***** INFORMATION GIVEN

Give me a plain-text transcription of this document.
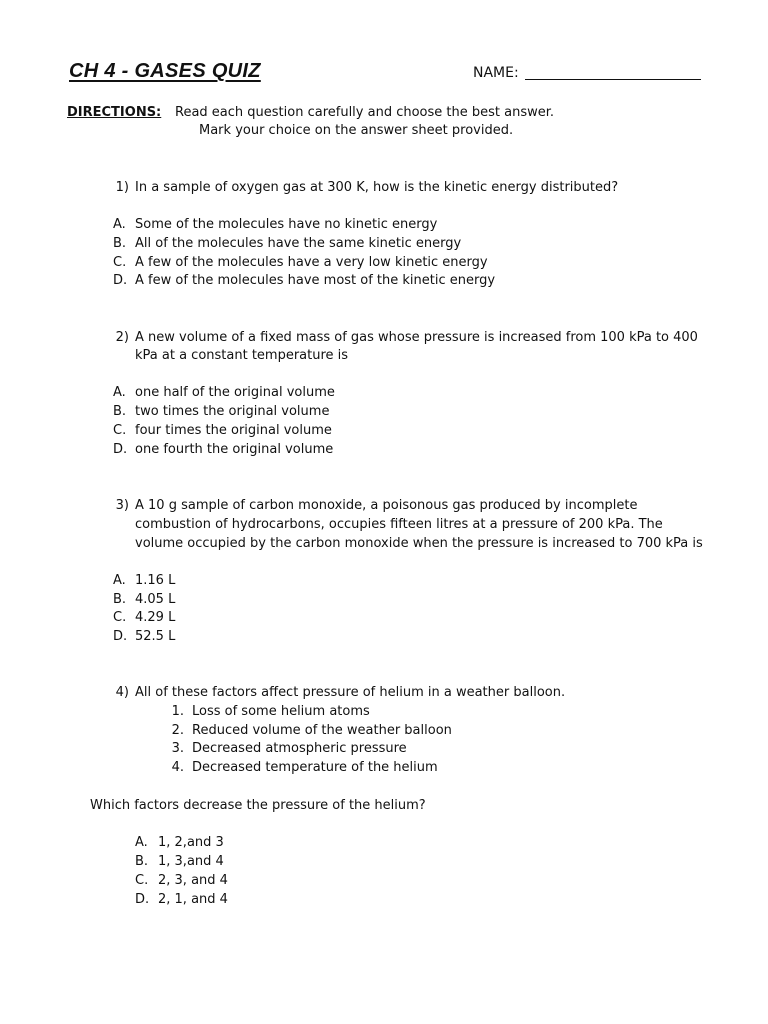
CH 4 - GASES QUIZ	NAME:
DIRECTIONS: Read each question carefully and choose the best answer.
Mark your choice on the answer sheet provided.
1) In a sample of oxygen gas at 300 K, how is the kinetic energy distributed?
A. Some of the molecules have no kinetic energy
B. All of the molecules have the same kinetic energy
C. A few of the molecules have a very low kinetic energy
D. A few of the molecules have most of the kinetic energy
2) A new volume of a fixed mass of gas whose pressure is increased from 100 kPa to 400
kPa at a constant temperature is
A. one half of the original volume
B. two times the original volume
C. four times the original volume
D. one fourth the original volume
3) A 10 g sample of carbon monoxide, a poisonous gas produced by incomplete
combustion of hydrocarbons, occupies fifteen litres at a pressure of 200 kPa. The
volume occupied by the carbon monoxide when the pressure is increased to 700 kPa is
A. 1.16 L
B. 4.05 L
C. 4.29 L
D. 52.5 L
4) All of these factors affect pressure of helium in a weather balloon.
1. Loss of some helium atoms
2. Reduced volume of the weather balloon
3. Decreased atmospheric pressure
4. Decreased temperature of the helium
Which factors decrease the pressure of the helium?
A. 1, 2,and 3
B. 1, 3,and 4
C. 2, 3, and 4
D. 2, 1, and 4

**********

OBJECTIVE: Copy the material above in full and exactly, skipping pictures.

EXERCISE OUTPUT:
Give me a plain-text transcription of this document.
CH 4 - GASES QUIZ	NAME:
DIRECTIONS: Read each question carefully and choose the best answer.
Mark your choice on the answer sheet provided.
1) In a sample of oxygen gas at 300 K, how is the kinetic energy distributed?
A. Some of the molecules have no kinetic energy
B. All of the molecules have the same kinetic energy
C. A few of the molecules have a very low kinetic energy
D. A few of the molecules have most of the kinetic energy
2) A new volume of a fixed mass of gas whose pressure is increased from 100 kPa to 400
kPa at a constant temperature is
A. one half of the original volume
B. two times the original volume
C. four times the original volume
D. one fourth the original volume
3) A 10 g sample of carbon monoxide, a poisonous gas produced by incomplete
combustion of hydrocarbons, occupies fifteen litres at a pressure of 200 kPa. The
volume occupied by the carbon monoxide when the pressure is increased to 700 kPa is
A. 1.16 L
B. 4.05 L
C. 4.29 L
D. 52.5 L
4) All of these factors affect pressure of helium in a weather balloon.
1. Loss of some helium atoms
2. Reduced volume of the weather balloon
3. Decreased atmospheric pressure
4. Decreased temperature of the helium
Which factors decrease the pressure of the helium?
A. 1, 2,and 3
B. 1, 3,and 4
C. 2, 3, and 4
D. 2, 1, and 4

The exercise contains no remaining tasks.